Data for the task:
..............................
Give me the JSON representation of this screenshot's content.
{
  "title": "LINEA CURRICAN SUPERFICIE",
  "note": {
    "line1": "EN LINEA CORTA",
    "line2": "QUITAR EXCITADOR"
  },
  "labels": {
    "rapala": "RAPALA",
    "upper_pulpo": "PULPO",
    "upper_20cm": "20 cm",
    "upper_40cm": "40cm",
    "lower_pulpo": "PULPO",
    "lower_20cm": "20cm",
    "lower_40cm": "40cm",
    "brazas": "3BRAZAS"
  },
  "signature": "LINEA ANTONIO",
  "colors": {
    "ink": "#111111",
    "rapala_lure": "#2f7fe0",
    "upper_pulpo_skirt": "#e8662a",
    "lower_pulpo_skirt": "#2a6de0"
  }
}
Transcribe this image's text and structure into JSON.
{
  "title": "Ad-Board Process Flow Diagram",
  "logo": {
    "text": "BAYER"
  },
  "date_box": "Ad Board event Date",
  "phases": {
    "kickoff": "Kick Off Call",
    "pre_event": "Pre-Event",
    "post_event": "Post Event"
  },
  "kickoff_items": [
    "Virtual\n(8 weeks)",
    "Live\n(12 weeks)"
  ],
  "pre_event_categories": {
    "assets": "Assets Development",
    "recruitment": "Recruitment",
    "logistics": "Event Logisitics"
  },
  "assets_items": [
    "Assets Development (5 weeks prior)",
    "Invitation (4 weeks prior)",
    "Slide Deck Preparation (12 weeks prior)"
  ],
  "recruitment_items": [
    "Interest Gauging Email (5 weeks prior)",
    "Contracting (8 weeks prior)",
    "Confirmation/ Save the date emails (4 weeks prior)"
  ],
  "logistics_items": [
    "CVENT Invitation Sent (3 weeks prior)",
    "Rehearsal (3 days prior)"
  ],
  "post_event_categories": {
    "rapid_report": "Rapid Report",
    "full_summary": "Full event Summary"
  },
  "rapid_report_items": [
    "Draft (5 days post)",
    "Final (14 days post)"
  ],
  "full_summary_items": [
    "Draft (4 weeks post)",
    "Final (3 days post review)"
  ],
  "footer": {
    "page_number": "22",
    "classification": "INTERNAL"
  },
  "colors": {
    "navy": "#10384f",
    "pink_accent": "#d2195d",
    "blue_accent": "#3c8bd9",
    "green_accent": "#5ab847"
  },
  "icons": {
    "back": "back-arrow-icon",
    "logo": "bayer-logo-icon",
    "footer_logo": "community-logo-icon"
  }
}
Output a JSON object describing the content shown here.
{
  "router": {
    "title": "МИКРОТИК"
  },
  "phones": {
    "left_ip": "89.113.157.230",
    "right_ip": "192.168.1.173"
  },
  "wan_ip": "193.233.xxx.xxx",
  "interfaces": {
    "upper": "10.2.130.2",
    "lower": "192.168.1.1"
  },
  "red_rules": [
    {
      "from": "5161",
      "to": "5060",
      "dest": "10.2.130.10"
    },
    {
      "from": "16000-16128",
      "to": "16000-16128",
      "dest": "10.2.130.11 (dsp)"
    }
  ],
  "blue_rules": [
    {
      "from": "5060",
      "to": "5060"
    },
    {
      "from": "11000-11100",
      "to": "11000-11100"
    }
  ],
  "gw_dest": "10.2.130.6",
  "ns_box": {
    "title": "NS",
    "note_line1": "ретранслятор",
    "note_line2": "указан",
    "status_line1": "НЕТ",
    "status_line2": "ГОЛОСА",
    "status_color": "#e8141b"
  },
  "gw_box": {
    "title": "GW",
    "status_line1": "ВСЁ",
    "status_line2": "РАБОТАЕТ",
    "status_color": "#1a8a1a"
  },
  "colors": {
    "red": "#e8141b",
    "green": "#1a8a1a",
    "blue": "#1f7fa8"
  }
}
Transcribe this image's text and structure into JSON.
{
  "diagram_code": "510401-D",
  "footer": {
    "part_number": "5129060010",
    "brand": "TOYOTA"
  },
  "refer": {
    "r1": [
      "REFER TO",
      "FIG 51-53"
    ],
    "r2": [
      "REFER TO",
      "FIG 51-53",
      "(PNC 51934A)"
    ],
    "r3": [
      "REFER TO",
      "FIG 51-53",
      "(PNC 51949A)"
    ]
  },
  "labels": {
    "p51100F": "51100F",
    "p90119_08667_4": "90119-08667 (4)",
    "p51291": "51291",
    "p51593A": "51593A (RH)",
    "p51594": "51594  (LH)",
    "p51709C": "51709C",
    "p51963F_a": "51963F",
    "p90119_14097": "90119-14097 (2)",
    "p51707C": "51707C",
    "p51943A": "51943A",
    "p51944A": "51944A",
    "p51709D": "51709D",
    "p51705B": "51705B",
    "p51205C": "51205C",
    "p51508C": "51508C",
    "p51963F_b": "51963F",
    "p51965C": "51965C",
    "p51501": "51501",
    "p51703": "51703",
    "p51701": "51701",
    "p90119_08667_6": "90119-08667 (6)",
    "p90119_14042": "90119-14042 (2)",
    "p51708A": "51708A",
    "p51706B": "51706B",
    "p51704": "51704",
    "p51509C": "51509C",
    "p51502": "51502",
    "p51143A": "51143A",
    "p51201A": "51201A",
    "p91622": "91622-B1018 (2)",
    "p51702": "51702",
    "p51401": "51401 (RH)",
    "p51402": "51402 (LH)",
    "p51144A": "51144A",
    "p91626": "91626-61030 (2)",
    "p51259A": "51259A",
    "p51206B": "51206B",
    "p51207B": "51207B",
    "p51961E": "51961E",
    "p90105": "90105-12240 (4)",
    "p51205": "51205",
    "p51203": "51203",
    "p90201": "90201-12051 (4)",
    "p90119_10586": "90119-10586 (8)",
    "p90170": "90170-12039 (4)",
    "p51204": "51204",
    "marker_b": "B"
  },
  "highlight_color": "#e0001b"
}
..............................
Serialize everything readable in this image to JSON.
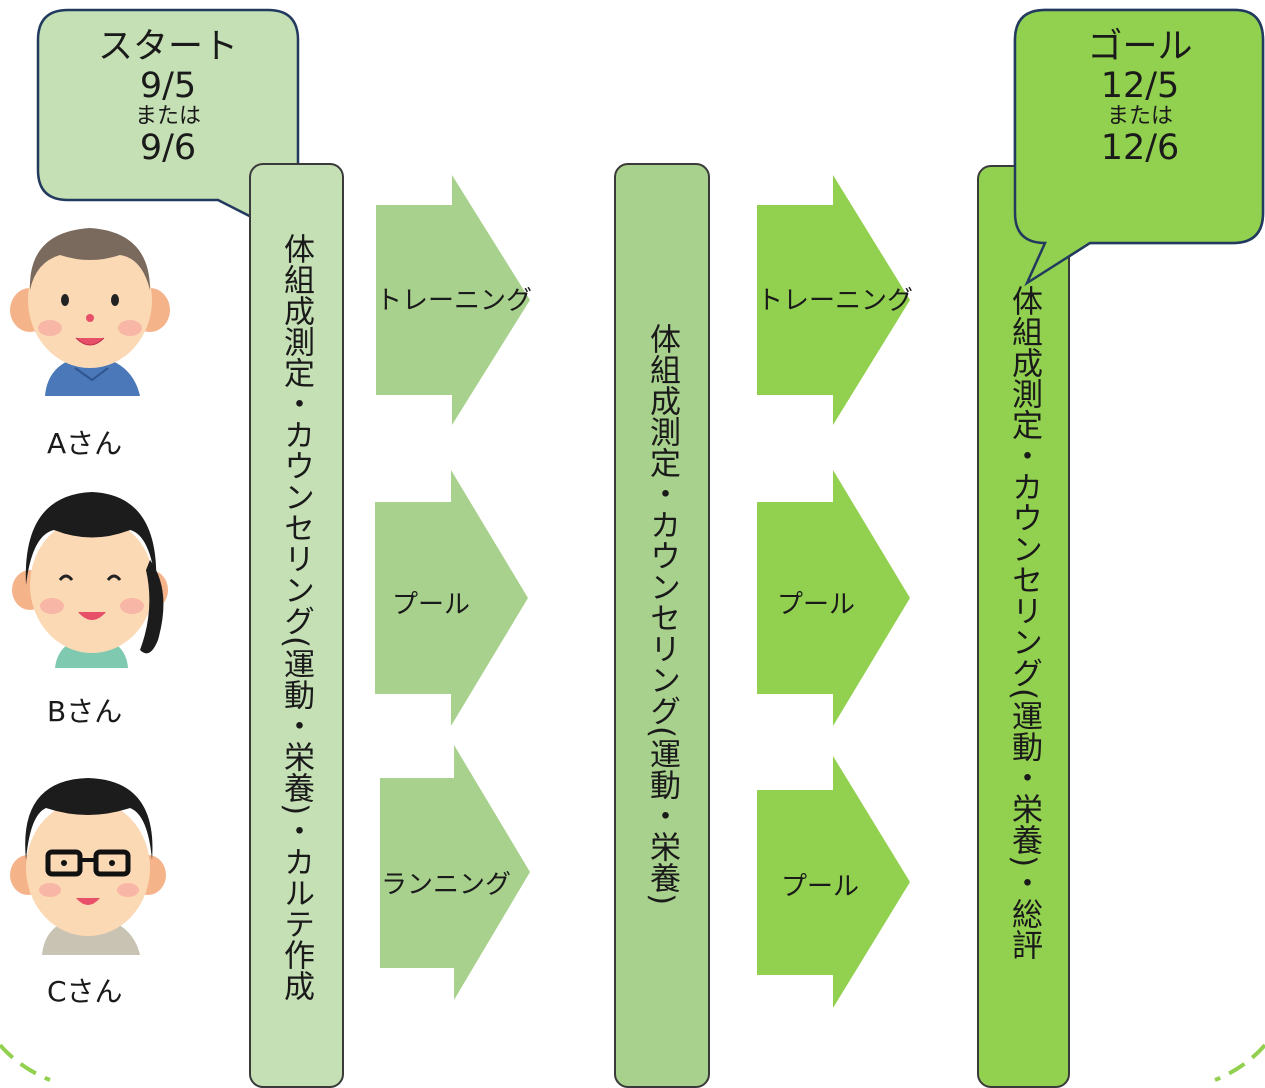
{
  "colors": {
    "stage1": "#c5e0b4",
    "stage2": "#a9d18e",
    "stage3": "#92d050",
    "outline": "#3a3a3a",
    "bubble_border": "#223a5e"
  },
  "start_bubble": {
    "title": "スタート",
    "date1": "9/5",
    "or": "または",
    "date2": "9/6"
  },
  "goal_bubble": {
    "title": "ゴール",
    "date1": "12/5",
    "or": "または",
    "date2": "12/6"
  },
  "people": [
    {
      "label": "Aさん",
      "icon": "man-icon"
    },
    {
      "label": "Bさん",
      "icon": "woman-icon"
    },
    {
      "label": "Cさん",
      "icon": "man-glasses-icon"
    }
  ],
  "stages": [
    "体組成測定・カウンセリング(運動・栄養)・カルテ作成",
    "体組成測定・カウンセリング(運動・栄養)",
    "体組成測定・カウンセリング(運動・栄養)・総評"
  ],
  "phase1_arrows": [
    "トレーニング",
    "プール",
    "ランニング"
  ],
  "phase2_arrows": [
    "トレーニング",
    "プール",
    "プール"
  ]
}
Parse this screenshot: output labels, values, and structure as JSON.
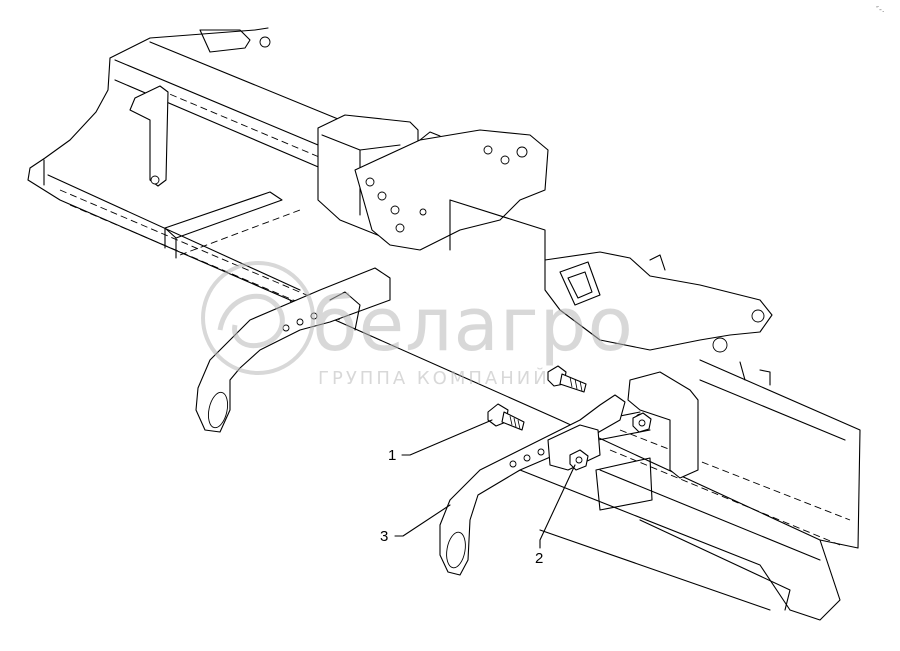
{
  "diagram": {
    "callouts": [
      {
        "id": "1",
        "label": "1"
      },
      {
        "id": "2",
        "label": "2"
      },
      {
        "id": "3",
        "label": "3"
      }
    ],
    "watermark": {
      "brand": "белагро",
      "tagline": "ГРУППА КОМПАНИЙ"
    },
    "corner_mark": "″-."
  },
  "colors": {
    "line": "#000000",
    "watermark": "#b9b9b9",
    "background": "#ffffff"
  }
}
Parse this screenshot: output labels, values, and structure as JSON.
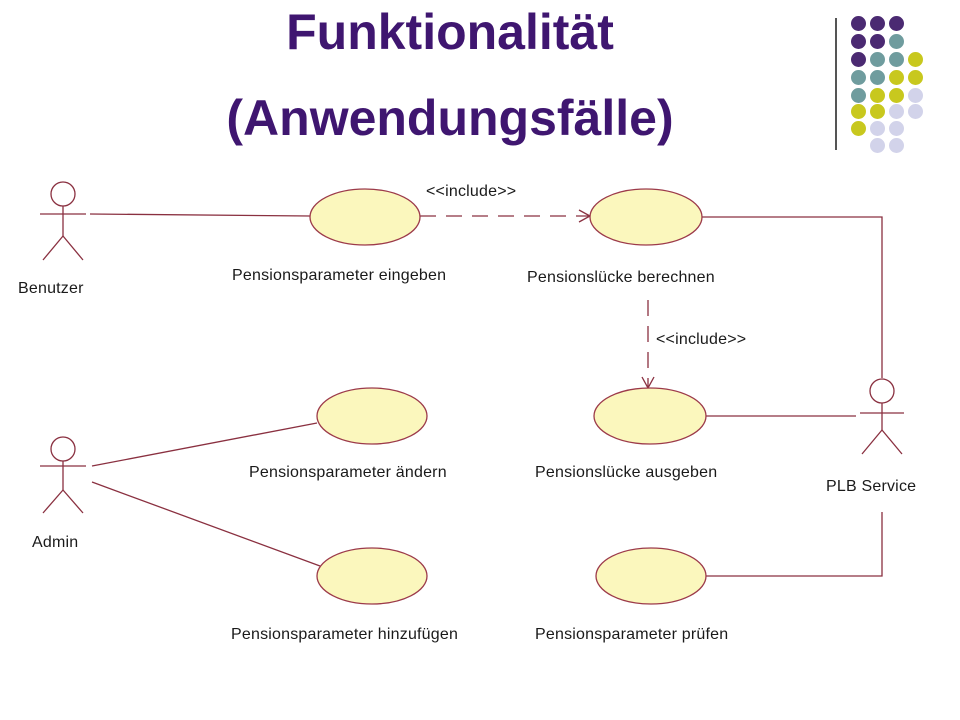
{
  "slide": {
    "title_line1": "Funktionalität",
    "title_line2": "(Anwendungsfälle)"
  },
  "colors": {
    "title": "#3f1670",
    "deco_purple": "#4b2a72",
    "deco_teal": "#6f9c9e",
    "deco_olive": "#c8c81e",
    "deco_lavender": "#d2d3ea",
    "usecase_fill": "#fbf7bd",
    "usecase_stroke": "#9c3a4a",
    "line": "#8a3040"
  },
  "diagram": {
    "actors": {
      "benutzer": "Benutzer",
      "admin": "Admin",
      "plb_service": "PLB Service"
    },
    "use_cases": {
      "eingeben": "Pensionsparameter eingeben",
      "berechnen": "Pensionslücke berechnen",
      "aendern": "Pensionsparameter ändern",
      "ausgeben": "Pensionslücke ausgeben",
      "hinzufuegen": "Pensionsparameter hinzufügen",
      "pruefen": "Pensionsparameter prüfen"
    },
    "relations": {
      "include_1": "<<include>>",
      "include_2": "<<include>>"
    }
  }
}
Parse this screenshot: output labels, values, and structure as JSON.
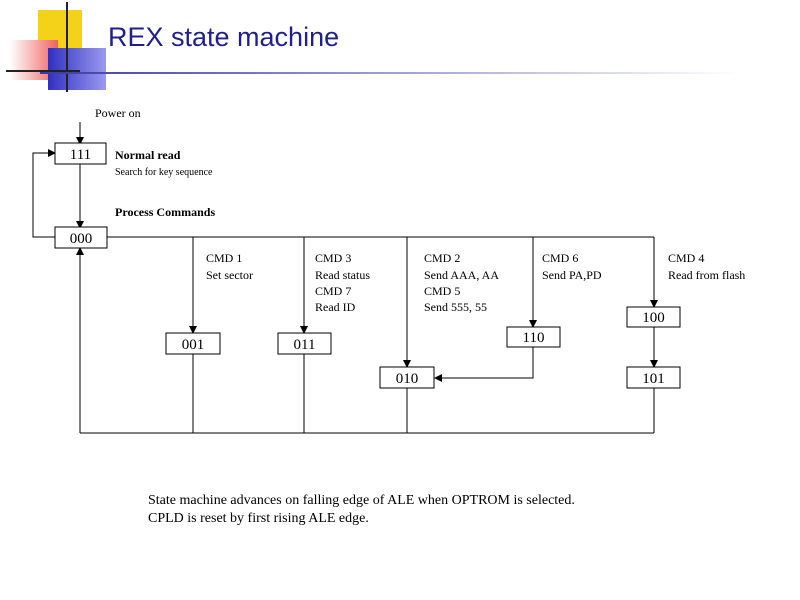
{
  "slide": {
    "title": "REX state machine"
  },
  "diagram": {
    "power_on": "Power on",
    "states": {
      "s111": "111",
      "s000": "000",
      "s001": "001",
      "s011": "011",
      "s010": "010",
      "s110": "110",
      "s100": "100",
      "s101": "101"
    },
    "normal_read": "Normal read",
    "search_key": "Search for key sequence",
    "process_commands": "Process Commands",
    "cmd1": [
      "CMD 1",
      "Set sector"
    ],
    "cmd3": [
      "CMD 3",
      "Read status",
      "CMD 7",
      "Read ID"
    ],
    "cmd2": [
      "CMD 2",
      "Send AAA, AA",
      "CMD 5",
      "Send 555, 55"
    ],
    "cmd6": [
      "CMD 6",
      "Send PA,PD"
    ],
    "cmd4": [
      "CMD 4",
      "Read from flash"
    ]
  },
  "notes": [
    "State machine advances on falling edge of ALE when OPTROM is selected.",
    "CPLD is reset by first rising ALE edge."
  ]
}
..............................
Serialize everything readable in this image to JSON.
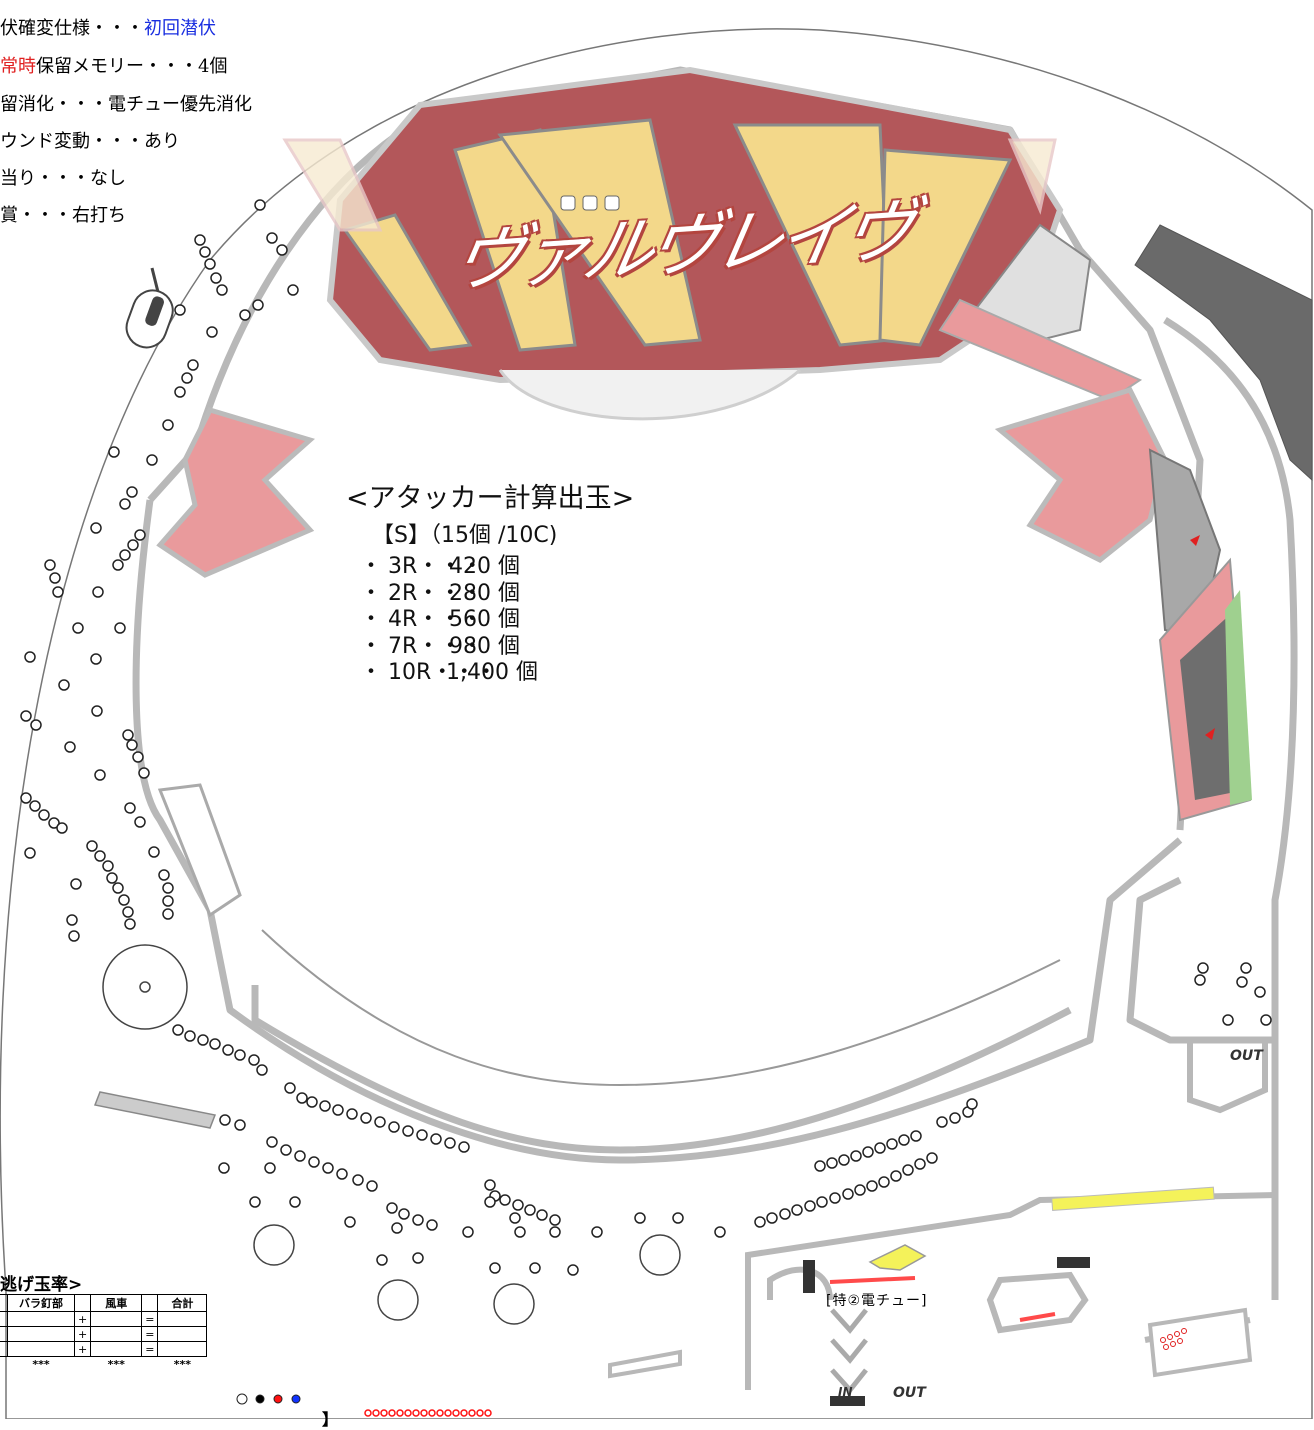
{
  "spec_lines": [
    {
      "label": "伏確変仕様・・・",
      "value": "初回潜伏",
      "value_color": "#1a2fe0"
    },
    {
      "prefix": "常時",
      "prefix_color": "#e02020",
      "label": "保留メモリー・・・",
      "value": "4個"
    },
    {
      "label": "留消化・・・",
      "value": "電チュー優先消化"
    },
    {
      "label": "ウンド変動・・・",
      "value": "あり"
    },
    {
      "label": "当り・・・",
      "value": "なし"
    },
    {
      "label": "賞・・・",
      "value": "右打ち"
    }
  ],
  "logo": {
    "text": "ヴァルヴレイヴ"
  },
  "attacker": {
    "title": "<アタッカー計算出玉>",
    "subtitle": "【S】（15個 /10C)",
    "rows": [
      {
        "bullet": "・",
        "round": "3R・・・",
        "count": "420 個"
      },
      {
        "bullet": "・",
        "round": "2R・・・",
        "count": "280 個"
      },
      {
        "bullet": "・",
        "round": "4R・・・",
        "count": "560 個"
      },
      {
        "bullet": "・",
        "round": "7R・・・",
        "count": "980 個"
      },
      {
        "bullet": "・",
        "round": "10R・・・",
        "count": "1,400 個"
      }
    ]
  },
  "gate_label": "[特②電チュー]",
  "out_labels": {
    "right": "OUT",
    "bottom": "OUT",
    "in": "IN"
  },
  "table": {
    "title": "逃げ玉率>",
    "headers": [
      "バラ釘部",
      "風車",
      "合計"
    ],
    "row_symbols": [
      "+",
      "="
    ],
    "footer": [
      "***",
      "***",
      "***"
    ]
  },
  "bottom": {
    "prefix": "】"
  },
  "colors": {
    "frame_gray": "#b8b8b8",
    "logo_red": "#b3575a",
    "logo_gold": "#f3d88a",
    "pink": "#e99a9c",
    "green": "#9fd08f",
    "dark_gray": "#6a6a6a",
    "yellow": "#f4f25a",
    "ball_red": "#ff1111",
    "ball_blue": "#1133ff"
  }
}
..............................
What is expected:
From the records above, work out how many lines contain the string "weeks". Give only the number.

Response:
10